### DATA SHOWN ###

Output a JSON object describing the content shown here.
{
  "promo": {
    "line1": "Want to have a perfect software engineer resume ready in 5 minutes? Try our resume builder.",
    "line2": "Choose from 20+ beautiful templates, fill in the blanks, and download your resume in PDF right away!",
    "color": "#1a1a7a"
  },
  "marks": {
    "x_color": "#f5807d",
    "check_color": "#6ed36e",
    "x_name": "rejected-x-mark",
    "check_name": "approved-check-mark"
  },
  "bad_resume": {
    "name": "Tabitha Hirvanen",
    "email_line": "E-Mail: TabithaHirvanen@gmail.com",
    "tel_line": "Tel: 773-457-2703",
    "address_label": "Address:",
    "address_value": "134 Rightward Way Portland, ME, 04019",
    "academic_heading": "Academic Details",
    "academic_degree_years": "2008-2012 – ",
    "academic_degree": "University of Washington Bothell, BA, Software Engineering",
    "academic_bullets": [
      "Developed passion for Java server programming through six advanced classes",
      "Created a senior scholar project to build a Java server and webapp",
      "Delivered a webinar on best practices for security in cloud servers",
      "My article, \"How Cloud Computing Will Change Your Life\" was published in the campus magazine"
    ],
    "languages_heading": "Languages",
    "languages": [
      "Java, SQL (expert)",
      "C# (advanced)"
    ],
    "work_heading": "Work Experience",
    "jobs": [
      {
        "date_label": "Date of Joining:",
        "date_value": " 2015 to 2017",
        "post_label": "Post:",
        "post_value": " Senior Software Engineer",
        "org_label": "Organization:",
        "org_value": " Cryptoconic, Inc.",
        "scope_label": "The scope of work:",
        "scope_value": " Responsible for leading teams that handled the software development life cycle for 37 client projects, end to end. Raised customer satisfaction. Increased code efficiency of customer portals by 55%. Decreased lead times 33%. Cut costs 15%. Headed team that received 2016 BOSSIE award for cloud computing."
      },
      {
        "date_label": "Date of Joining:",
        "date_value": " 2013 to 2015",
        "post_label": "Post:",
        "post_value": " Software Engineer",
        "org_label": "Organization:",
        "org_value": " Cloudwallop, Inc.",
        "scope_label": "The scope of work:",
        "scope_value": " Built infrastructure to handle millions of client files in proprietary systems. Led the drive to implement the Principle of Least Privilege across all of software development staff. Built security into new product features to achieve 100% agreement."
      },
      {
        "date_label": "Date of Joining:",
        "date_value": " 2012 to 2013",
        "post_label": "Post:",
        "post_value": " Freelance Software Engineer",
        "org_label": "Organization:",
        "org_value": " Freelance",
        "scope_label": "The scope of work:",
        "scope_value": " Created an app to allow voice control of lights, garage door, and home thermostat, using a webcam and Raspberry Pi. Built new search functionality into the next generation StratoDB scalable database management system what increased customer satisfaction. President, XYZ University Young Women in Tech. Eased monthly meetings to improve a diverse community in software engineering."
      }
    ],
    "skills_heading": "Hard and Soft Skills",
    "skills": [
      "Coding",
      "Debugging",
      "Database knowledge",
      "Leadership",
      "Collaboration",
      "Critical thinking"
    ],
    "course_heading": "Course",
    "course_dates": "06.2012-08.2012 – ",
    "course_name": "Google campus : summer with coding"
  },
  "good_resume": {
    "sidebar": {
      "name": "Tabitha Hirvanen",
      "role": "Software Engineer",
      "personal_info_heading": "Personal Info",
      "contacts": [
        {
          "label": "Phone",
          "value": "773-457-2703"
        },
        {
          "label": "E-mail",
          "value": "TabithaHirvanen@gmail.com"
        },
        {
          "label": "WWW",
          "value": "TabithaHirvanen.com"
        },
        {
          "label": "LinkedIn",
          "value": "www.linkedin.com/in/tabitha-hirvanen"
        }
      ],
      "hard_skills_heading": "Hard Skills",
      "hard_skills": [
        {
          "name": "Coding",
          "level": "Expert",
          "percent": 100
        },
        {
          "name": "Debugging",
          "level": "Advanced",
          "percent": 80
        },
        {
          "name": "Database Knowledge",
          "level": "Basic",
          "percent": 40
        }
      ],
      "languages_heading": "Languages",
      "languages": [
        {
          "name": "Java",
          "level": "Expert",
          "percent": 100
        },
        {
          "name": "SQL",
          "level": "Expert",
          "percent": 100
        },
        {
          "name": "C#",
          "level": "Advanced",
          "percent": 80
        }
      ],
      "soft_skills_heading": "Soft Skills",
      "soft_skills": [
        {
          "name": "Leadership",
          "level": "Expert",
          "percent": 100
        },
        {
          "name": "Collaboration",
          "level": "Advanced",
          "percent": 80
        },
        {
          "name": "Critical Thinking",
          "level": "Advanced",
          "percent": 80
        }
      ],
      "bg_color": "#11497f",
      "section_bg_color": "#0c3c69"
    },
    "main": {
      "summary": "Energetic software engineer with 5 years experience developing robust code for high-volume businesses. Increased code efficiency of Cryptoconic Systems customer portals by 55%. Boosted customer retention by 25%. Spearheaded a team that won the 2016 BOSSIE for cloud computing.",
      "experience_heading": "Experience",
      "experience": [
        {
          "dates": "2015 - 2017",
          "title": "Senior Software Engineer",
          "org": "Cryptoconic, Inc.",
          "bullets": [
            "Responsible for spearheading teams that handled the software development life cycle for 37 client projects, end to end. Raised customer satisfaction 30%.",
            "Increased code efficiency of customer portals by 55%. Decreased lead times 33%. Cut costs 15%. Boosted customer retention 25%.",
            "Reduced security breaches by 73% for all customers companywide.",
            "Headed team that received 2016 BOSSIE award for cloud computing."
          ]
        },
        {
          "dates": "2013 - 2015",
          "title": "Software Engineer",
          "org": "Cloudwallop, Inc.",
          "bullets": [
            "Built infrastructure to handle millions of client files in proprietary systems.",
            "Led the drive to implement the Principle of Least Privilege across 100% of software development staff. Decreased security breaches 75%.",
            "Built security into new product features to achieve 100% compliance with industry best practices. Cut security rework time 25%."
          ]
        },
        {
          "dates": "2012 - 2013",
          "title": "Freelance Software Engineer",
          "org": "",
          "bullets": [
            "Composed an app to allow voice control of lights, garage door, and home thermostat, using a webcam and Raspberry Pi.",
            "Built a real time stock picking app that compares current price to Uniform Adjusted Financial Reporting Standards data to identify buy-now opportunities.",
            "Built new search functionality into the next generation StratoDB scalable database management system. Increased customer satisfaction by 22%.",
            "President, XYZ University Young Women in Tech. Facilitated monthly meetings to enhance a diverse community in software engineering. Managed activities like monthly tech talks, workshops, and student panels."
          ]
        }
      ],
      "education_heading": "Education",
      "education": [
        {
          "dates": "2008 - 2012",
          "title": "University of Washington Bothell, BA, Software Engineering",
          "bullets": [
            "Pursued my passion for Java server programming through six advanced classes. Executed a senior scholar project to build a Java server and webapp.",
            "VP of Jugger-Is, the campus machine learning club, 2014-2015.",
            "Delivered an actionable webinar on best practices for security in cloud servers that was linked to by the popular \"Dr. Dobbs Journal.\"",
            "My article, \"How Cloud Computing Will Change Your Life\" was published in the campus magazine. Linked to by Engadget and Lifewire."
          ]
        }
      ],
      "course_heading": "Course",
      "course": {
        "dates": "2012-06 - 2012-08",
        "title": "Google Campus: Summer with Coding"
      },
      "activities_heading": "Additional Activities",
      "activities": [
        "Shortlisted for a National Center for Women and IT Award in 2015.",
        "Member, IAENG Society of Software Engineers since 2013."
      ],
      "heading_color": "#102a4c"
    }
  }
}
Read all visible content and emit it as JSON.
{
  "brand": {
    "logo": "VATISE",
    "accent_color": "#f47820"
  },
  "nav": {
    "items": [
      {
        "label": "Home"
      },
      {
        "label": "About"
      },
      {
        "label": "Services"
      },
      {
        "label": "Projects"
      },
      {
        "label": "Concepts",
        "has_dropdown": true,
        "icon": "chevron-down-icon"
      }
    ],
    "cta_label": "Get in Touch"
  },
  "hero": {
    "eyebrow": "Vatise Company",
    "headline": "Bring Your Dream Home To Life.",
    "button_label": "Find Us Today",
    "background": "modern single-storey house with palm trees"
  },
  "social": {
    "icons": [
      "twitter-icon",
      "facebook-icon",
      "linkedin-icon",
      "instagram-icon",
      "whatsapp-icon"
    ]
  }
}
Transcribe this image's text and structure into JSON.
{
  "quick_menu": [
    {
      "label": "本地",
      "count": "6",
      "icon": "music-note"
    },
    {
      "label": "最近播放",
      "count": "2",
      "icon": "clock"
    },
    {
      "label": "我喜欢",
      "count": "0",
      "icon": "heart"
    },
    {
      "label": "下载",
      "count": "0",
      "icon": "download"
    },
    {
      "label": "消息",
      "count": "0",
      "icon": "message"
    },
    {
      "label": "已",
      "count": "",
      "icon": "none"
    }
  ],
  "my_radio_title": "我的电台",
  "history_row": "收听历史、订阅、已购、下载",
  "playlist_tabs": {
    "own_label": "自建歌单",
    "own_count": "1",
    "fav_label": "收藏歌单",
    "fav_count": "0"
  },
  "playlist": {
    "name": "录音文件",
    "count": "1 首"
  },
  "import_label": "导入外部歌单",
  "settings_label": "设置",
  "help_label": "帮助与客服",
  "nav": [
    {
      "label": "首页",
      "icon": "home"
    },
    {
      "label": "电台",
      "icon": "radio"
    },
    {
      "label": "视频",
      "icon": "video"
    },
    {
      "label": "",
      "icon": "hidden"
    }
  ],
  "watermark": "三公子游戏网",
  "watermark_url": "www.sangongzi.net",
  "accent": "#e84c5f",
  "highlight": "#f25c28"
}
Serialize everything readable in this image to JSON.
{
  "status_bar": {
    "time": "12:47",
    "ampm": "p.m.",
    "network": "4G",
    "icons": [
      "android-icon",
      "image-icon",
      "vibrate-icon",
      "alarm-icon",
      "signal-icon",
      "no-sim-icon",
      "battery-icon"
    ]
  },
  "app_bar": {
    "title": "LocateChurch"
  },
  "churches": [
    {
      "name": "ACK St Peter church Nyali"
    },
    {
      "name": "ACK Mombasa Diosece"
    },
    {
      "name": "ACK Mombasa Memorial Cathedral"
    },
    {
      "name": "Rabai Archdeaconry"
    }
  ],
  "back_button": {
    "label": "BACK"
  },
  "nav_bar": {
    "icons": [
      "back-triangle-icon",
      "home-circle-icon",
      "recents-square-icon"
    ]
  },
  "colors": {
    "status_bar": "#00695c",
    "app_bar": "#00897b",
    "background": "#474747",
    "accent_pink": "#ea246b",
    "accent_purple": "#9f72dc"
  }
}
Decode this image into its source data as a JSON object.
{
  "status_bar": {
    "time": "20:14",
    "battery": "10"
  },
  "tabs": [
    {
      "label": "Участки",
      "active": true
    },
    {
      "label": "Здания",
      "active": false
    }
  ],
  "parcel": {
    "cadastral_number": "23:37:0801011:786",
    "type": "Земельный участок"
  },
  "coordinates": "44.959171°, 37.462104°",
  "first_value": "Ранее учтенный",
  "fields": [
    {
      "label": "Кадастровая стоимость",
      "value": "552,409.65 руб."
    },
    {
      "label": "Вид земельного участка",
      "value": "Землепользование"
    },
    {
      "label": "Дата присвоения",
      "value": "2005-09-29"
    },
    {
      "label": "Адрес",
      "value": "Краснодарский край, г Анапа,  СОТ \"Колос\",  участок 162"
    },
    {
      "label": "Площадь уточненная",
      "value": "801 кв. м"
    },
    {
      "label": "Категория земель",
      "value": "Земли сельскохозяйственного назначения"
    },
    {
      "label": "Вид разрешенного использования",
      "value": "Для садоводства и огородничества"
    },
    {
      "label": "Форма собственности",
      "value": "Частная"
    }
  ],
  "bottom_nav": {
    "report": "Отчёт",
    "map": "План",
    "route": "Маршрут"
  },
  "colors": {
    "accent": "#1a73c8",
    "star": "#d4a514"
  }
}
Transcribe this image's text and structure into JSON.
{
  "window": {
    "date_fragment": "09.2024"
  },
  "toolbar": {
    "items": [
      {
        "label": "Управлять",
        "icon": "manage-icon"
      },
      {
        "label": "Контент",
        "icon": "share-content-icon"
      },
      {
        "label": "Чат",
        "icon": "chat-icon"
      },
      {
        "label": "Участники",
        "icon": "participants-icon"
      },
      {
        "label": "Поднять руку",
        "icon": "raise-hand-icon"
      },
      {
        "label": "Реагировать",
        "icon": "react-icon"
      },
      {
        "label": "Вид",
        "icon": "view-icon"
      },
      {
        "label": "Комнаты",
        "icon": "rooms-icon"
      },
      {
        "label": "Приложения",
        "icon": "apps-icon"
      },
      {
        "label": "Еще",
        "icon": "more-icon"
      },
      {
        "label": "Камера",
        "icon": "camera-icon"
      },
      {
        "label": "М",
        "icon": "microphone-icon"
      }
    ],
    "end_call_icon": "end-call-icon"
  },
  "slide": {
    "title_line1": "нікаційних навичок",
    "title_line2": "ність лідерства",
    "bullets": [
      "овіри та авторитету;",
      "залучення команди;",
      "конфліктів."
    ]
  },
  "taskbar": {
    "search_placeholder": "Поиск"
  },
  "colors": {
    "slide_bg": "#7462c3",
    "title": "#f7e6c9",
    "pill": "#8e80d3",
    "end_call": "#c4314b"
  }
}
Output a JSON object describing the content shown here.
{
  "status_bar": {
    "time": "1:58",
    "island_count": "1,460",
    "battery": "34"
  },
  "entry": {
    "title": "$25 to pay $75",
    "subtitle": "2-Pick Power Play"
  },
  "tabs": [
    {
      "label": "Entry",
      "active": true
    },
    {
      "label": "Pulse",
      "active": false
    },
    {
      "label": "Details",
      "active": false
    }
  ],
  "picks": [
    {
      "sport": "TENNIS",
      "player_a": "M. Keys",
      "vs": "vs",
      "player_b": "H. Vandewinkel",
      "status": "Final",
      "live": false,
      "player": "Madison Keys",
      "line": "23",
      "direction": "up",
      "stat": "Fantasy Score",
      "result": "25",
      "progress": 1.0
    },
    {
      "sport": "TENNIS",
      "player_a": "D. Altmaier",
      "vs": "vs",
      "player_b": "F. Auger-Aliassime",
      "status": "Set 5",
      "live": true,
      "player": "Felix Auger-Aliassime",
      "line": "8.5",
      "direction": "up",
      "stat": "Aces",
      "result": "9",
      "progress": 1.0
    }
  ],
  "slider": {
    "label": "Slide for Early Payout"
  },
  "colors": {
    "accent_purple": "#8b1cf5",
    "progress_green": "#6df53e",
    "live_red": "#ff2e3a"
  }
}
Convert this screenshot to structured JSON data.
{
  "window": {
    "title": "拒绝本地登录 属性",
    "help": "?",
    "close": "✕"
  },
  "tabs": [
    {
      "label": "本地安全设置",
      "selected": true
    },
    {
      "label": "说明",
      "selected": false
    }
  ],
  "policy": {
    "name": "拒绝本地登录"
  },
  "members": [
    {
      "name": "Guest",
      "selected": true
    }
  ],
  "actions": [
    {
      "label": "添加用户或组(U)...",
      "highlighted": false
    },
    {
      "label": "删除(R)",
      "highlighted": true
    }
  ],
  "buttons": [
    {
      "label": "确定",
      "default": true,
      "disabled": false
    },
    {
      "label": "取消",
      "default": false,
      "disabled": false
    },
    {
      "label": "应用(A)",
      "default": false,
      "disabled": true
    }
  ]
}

###

■ PROBLEM DESCRIPTION
Copy all lines of the listing above that contain the string "control".

■ TASK SOLUTION
        "scope_value": " Created an app to allow voice control of lights, garage door, and home thermostat, using a webcam and Raspberry Pi. Built new search functionality into the next generation StratoDB scalable database management system what increased customer satisfaction. President, XYZ University Young Women in Tech. Eased monthly meetings to improve a diverse community in software engineering."
            "Composed an app to allow voice control of lights, garage door, and home thermostat, using a webcam and Raspberry Pi.",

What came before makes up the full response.